### Aim of the exercise
Return every line of the records below verbatim, omitting the picture placeholders from your answer.

BEGIN Extracted entries

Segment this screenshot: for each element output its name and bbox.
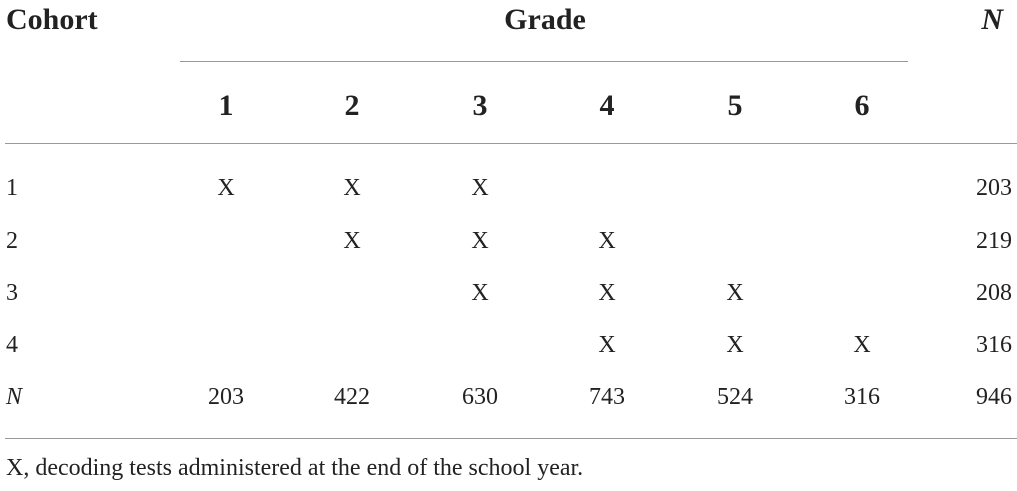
grade-label: 2 [344, 89, 360, 122]
cohort-label: 2 [6, 228, 18, 254]
cell: X [343, 228, 361, 254]
grade-label: 3 [472, 89, 488, 122]
cohort-label: 3 [6, 280, 18, 306]
cohort-label: 1 [6, 175, 18, 201]
cell: X [598, 228, 616, 254]
cell: X [471, 175, 489, 201]
total-label: N [6, 384, 23, 410]
grade-rule [180, 61, 908, 62]
cell: X [853, 332, 871, 358]
cell: X [598, 332, 616, 358]
grade-label: 1 [218, 89, 234, 122]
row-n: 219 [976, 228, 1012, 254]
grade-header: Grade [504, 3, 586, 36]
footnote: X, decoding tests administered at the en… [6, 455, 584, 481]
total-value: 203 [208, 384, 244, 410]
cell: X [471, 280, 489, 306]
grade-label: 4 [599, 89, 615, 122]
cell: X [471, 228, 489, 254]
cohort-label: 4 [6, 332, 18, 358]
cell: X [726, 332, 744, 358]
cell: X [726, 280, 744, 306]
bottom-rule [5, 438, 1017, 439]
row-n: 203 [976, 175, 1012, 201]
n-header: N [981, 3, 1003, 36]
total-value: 630 [462, 384, 498, 410]
row-n: 208 [976, 280, 1012, 306]
total-value: 743 [589, 384, 625, 410]
cell: X [598, 280, 616, 306]
grade-label: 5 [727, 89, 743, 122]
total-value: 316 [844, 384, 880, 410]
row-n: 316 [976, 332, 1012, 358]
cohort-header: Cohort [6, 3, 98, 36]
total-n: 946 [976, 384, 1012, 410]
grade-label: 6 [854, 89, 870, 122]
cell: X [217, 175, 235, 201]
total-value: 422 [334, 384, 370, 410]
total-value: 524 [717, 384, 753, 410]
cell: X [343, 175, 361, 201]
header-rule [5, 143, 1017, 144]
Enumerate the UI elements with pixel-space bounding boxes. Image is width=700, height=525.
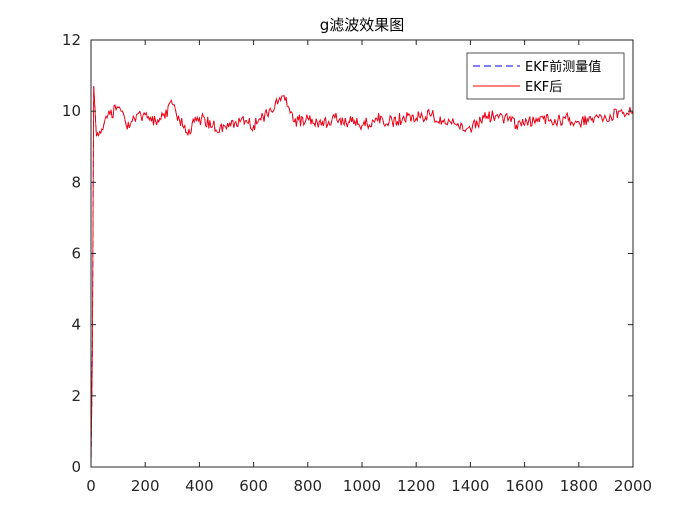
x-tick-label: 1600 [506,477,544,495]
x-tick-label: 1800 [560,477,598,495]
y-tick-label: 2 [71,387,81,405]
x-tick-label: 800 [293,477,322,495]
legend: EKF前测量值 EKF后 [466,52,625,100]
y-tick-label: 4 [71,316,81,334]
y-tick-label: 0 [71,458,81,476]
x-tick-label: 600 [239,477,268,495]
chart-title: g滤波效果图 [320,16,405,34]
y-tick-label: 6 [71,245,81,263]
series-line-filtered [90,86,634,468]
plot-area [91,40,633,467]
x-tick-label: 2000 [614,477,652,495]
y-tick-label: 10 [62,102,81,120]
x-tick-label: 1200 [397,477,435,495]
x-axis: 0 200 400 600 800 1000 1200 1400 1600 1800 2000 [86,40,652,495]
series-layer [90,86,634,468]
x-tick-label: 200 [131,477,160,495]
legend-label-measured: EKF前测量值 [525,59,601,75]
x-tick-label: 1000 [343,477,381,495]
y-tick-label: 8 [71,173,81,191]
legend-label-filtered: EKF后 [525,80,562,95]
x-tick-label: 400 [185,477,214,495]
y-axis: 0 2 4 6 8 10 12 [62,31,633,476]
x-tick-label: 1400 [451,477,489,495]
y-tick-label: 12 [62,31,81,49]
x-tick-label: 0 [86,477,96,495]
legend-box [466,52,625,100]
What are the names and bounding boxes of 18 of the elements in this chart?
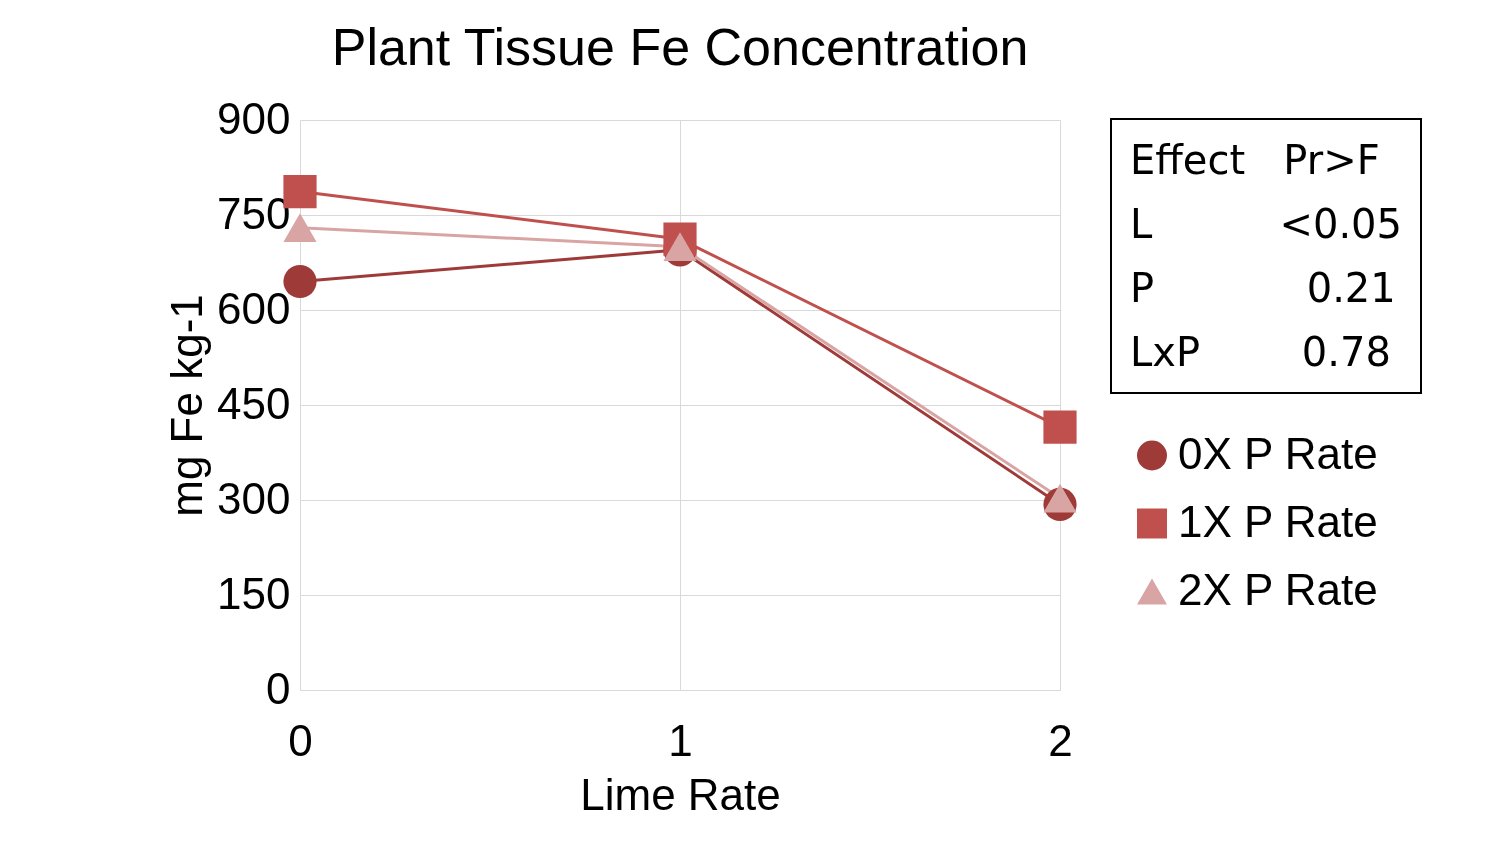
x-tick-label: 1 (668, 715, 693, 765)
y-tick-label: 750 (217, 188, 291, 238)
legend-label: 2X P Rate (1178, 564, 1378, 614)
y-tick-label: 450 (217, 378, 291, 428)
y-tick-label: 600 (217, 283, 291, 333)
y-tick-label: 0 (266, 663, 291, 713)
point (1043, 410, 1077, 444)
x-tick-label: 2 (1048, 715, 1073, 765)
y-axis-title: mg Fe kg-1 (162, 294, 212, 517)
effects-table: Effect Pr>F L <0.05 P 0.21 LxP 0.78 (1110, 118, 1422, 394)
y-tick-label: 150 (217, 568, 291, 618)
chart-title: Plant Tissue Fe Concentration (331, 18, 1029, 76)
legend-label: 0X P Rate (1178, 428, 1378, 478)
point (1043, 483, 1077, 513)
y-tick-label: 900 (217, 93, 291, 143)
x-axis-title: Lime Rate (580, 769, 781, 819)
y-tick-label: 300 (217, 473, 291, 523)
legend-label: 1X P Rate (1178, 496, 1378, 546)
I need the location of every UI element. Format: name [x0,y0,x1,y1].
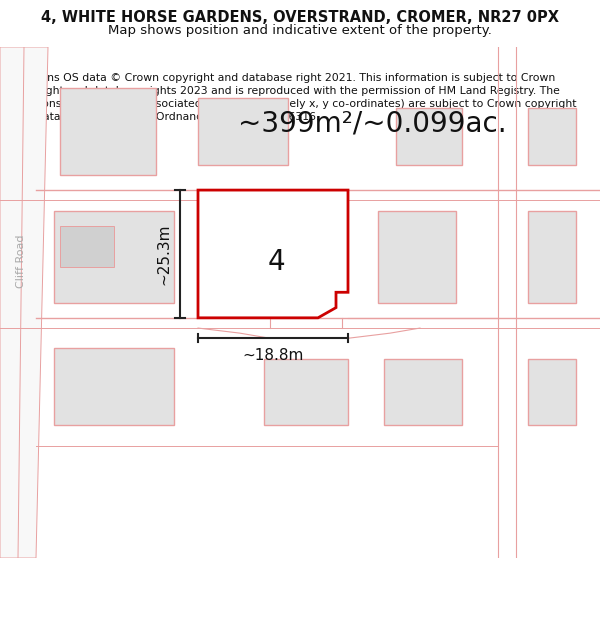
Text: ~18.8m: ~18.8m [242,349,304,364]
Text: ~399m²/~0.099ac.: ~399m²/~0.099ac. [238,109,506,138]
Bar [264,359,348,425]
Bar [528,108,576,164]
Bar [396,108,462,164]
Bar [528,211,576,302]
Bar [528,359,576,425]
Bar [60,226,114,267]
Text: 4, WHITE HORSE GARDENS, OVERSTRAND, CROMER, NR27 0PX: 4, WHITE HORSE GARDENS, OVERSTRAND, CROM… [41,11,559,26]
Bar [216,221,282,282]
Text: Map shows position and indicative extent of the property.: Map shows position and indicative extent… [108,24,492,37]
Bar [60,88,156,175]
Bar [54,211,174,302]
Text: Contains OS data © Crown copyright and database right 2021. This information is : Contains OS data © Crown copyright and d… [12,72,577,122]
Bar [378,211,456,302]
Bar [384,359,462,425]
Polygon shape [198,190,348,318]
Bar [54,349,174,425]
Text: 4: 4 [267,248,285,276]
Text: ~25.3m: ~25.3m [156,223,171,285]
Bar [198,98,288,164]
Polygon shape [0,47,48,558]
Text: Cliff Road: Cliff Road [16,235,26,288]
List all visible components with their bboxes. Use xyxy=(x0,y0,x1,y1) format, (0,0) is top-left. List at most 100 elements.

END Extracted entries

### Answer to this exercise
Segment this screenshot: for each element output its name and bbox.
grade-label: 2 [344, 89, 360, 122]
cohort-label: 2 [6, 228, 18, 254]
cell: X [343, 228, 361, 254]
grade-label: 3 [472, 89, 488, 122]
cohort-label: 3 [6, 280, 18, 306]
cohort-label: 1 [6, 175, 18, 201]
cell: X [598, 228, 616, 254]
cell: X [471, 175, 489, 201]
total-label: N [6, 384, 23, 410]
grade-rule [180, 61, 908, 62]
cell: X [853, 332, 871, 358]
cell: X [598, 332, 616, 358]
grade-label: 1 [218, 89, 234, 122]
row-n: 219 [976, 228, 1012, 254]
grade-header: Grade [504, 3, 586, 36]
footnote: X, decoding tests administered at the en… [6, 455, 584, 481]
total-value: 203 [208, 384, 244, 410]
cell: X [471, 280, 489, 306]
grade-label: 4 [599, 89, 615, 122]
cell: X [471, 228, 489, 254]
cohort-label: 4 [6, 332, 18, 358]
cell: X [726, 332, 744, 358]
cell: X [726, 280, 744, 306]
bottom-rule [5, 438, 1017, 439]
row-n: 203 [976, 175, 1012, 201]
n-header: N [981, 3, 1003, 36]
total-value: 630 [462, 384, 498, 410]
row-n: 208 [976, 280, 1012, 306]
total-value: 743 [589, 384, 625, 410]
cell: X [598, 280, 616, 306]
grade-label: 5 [727, 89, 743, 122]
total-value: 316 [844, 384, 880, 410]
row-n: 316 [976, 332, 1012, 358]
cohort-header: Cohort [6, 3, 98, 36]
total-n: 946 [976, 384, 1012, 410]
grade-label: 6 [854, 89, 870, 122]
cell: X [217, 175, 235, 201]
total-value: 422 [334, 384, 370, 410]
total-value: 524 [717, 384, 753, 410]
cell: X [343, 175, 361, 201]
header-rule [5, 143, 1017, 144]
Enumerate the UI elements with pixel-space bounding boxes. Image is width=700, height=525.
x-tick-label: 1600 [506,477,544,495]
x-tick-label: 1800 [560,477,598,495]
y-tick-label: 2 [71,387,81,405]
x-tick-label: 800 [293,477,322,495]
legend: EKF前测量值 EKF后 [466,52,625,100]
y-tick-label: 4 [71,316,81,334]
y-tick-label: 0 [71,458,81,476]
x-tick-label: 600 [239,477,268,495]
chart-title: g滤波效果图 [320,16,405,34]
y-tick-label: 6 [71,245,81,263]
series-line-filtered [90,86,634,468]
plot-area [91,40,633,467]
x-tick-label: 2000 [614,477,652,495]
y-tick-label: 10 [62,102,81,120]
x-tick-label: 1200 [397,477,435,495]
x-axis: 0 200 400 600 800 1000 1200 1400 1600 1800 2000 [86,40,652,495]
series-layer [90,86,634,468]
x-tick-label: 200 [131,477,160,495]
legend-label-measured: EKF前测量值 [525,59,601,75]
x-tick-label: 1000 [343,477,381,495]
y-tick-label: 8 [71,173,81,191]
legend-label-filtered: EKF后 [525,80,562,95]
x-tick-label: 400 [185,477,214,495]
y-axis: 0 2 4 6 8 10 12 [62,31,633,476]
x-tick-label: 1400 [451,477,489,495]
y-tick-label: 12 [62,31,81,49]
x-tick-label: 0 [86,477,96,495]
legend-box [466,52,625,100]
What are the names and bounding boxes of 18 of the elements in this chart?
x-tick-label: 1 (668, 715, 693, 765)
y-tick-label: 750 (217, 188, 291, 238)
legend-label: 2X P Rate (1178, 564, 1378, 614)
y-tick-label: 450 (217, 378, 291, 428)
y-tick-label: 600 (217, 283, 291, 333)
y-tick-label: 0 (266, 663, 291, 713)
point (1043, 410, 1077, 444)
x-tick-label: 2 (1048, 715, 1073, 765)
y-axis-title: mg Fe kg-1 (162, 294, 212, 517)
effects-table: Effect Pr>F L <0.05 P 0.21 LxP 0.78 (1110, 118, 1422, 394)
y-tick-label: 150 (217, 568, 291, 618)
chart-title: Plant Tissue Fe Concentration (331, 18, 1029, 76)
legend-label: 0X P Rate (1178, 428, 1378, 478)
point (1043, 483, 1077, 513)
y-tick-label: 900 (217, 93, 291, 143)
x-axis-title: Lime Rate (580, 769, 781, 819)
y-tick-label: 300 (217, 473, 291, 523)
legend-label: 1X P Rate (1178, 496, 1378, 546)
I need the location of every UI element. Format: name [x0,y0,x1,y1].
Text: ~18.8m: ~18.8m [242,349,304,364]
Text: ~399m²/~0.099ac.: ~399m²/~0.099ac. [238,109,506,138]
Bar [264,359,348,425]
Bar [528,108,576,164]
Bar [396,108,462,164]
Bar [528,211,576,302]
Bar [528,359,576,425]
Bar [60,226,114,267]
Text: 4, WHITE HORSE GARDENS, OVERSTRAND, CROMER, NR27 0PX: 4, WHITE HORSE GARDENS, OVERSTRAND, CROM… [41,11,559,26]
Bar [216,221,282,282]
Text: Map shows position and indicative extent of the property.: Map shows position and indicative extent… [108,24,492,37]
Bar [60,88,156,175]
Bar [54,211,174,302]
Text: Contains OS data © Crown copyright and database right 2021. This information is : Contains OS data © Crown copyright and d… [12,72,577,122]
Bar [378,211,456,302]
Bar [384,359,462,425]
Polygon shape [198,190,348,318]
Bar [54,349,174,425]
Text: 4: 4 [267,248,285,276]
Text: ~25.3m: ~25.3m [156,223,171,285]
Bar [198,98,288,164]
Polygon shape [0,47,48,558]
Text: Cliff Road: Cliff Road [16,235,26,288]
List all visible components with their bboxes. Use xyxy=(x0,y0,x1,y1) format, (0,0) is top-left. List at most 100 elements.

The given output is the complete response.